Records to process:
***

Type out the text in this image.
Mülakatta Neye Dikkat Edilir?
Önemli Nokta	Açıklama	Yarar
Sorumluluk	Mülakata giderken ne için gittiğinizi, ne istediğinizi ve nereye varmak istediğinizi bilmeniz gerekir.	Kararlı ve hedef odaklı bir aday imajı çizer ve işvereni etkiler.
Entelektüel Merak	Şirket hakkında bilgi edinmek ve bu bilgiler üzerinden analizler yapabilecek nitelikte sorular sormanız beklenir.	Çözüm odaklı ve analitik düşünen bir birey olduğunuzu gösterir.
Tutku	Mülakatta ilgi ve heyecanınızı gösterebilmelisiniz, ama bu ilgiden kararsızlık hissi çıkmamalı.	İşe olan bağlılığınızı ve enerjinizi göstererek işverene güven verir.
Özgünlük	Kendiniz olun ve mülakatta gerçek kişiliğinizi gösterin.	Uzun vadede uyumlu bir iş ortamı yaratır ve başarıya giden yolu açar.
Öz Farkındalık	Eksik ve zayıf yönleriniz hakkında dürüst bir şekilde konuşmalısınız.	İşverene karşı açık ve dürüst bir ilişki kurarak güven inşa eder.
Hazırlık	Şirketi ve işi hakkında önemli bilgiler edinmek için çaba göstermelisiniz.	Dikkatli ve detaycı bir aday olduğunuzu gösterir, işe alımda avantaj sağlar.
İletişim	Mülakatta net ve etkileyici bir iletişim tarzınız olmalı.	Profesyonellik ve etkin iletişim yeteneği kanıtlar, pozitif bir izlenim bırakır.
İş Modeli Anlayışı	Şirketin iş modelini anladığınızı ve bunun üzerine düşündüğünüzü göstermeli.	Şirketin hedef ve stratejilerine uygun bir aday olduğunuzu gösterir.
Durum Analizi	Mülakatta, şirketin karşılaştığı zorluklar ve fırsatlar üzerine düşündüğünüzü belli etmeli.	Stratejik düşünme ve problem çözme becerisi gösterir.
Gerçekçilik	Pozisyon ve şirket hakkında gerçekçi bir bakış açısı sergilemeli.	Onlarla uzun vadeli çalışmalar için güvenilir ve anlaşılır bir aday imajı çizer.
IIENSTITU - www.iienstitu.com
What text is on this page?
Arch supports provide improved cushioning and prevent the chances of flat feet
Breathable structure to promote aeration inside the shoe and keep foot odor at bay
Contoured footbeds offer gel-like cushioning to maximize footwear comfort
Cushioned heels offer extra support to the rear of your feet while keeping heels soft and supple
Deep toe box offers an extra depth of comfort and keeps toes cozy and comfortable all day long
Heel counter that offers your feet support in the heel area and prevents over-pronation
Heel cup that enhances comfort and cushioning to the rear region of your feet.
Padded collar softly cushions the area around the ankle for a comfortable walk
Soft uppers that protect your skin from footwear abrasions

***

Only the lines from the one that contains "What text is on this page?" to the end of the entries above should be given again, exactly and in full.

Finished exercise:
What text is on this page?
Arch supports provide improved cushioning and prevent the chances of flat feet
Breathable structure to promote aeration inside the shoe and keep foot odor at bay
Contoured footbeds offer gel-like cushioning to maximize footwear comfort
Cushioned heels offer extra support to the rear of your feet while keeping heels soft and supple
Deep toe box offers an extra depth of comfort and keeps toes cozy and comfortable all day long
Heel counter that offers your feet support in the heel area and prevents over-pronation
Heel cup that enhances comfort and cushioning to the rear region of your feet.
Padded collar softly cushions the area around the ankle for a comfortable walk
Soft uppers that protect your skin from footwear abrasions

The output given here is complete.